Problem to solve
Search the listing below for the word "Provision" and copy each line that holds it.
— START OF Record extracts —
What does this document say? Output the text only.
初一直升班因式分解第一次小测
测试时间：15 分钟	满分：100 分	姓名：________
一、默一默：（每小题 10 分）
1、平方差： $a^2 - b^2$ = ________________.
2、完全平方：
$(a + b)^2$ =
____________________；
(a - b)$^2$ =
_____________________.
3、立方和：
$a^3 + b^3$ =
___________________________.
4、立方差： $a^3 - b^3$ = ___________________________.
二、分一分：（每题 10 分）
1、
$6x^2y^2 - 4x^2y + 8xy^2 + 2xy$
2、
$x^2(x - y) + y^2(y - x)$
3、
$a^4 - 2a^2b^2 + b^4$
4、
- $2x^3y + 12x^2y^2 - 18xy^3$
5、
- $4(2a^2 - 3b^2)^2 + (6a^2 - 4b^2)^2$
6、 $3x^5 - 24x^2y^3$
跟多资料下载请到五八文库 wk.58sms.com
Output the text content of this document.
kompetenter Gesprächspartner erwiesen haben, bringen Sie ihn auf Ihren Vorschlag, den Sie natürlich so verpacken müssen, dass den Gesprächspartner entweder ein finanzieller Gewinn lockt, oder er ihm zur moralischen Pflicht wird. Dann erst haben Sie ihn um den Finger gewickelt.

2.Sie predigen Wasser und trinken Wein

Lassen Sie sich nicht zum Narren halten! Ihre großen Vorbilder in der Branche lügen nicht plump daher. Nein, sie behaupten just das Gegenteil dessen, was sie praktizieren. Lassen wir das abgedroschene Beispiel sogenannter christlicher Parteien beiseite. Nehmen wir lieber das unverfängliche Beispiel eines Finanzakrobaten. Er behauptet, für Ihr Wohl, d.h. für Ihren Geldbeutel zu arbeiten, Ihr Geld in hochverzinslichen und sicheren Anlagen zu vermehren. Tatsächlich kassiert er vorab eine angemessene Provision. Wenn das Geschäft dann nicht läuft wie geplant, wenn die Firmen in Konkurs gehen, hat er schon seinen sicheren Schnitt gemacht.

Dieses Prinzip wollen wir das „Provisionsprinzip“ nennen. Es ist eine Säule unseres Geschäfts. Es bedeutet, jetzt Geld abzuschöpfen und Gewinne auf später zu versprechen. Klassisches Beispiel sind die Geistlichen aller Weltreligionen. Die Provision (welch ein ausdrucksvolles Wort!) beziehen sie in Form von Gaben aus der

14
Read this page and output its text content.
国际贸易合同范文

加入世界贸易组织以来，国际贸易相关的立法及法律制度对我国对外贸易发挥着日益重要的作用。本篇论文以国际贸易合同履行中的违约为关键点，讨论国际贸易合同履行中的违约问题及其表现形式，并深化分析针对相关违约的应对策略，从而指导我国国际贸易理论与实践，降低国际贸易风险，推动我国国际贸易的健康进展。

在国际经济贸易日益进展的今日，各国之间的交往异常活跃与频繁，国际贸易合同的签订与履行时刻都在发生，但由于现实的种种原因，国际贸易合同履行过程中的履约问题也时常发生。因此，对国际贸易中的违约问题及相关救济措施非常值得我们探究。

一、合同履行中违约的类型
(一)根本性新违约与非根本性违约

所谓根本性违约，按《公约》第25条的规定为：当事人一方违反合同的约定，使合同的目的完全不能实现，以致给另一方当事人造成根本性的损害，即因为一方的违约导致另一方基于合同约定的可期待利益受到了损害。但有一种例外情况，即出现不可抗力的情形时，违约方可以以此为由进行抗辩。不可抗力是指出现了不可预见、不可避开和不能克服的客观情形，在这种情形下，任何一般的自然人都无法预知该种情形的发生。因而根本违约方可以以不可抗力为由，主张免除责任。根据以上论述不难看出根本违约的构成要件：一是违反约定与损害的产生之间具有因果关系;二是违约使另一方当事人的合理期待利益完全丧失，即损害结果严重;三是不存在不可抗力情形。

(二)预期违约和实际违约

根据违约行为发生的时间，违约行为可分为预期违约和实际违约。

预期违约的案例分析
— END OF Record extracts —
Reply
Lassen Sie sich nicht zum Narren halten! Ihre großen Vorbilder in der Branche lügen nicht plump daher. Nein, sie behaupten just das Gegenteil dessen, was sie praktizieren. Lassen wir das abgedroschene Beispiel sogenannter christlicher Parteien beiseite. Nehmen wir lieber das unverfängliche Beispiel eines Finanzakrobaten. Er behauptet, für Ihr Wohl, d.h. für Ihren Geldbeutel zu arbeiten, Ihr Geld in hochverzinslichen und sicheren Anlagen zu vermehren. Tatsächlich kassiert er vorab eine angemessene Provision. Wenn das Geschäft dann nicht läuft wie geplant, wenn die Firmen in Konkurs gehen, hat er schon seinen sicheren Schnitt gemacht.
Dieses Prinzip wollen wir das „Provisionsprinzip“ nennen. Es ist eine Säule unseres Geschäfts. Es bedeutet, jetzt Geld abzuschöpfen und Gewinne auf später zu versprechen. Klassisches Beispiel sind die Geistlichen aller Weltreligionen. Die Provision (welch ein ausdrucksvolles Wort!) beziehen sie in Form von Gaben aus der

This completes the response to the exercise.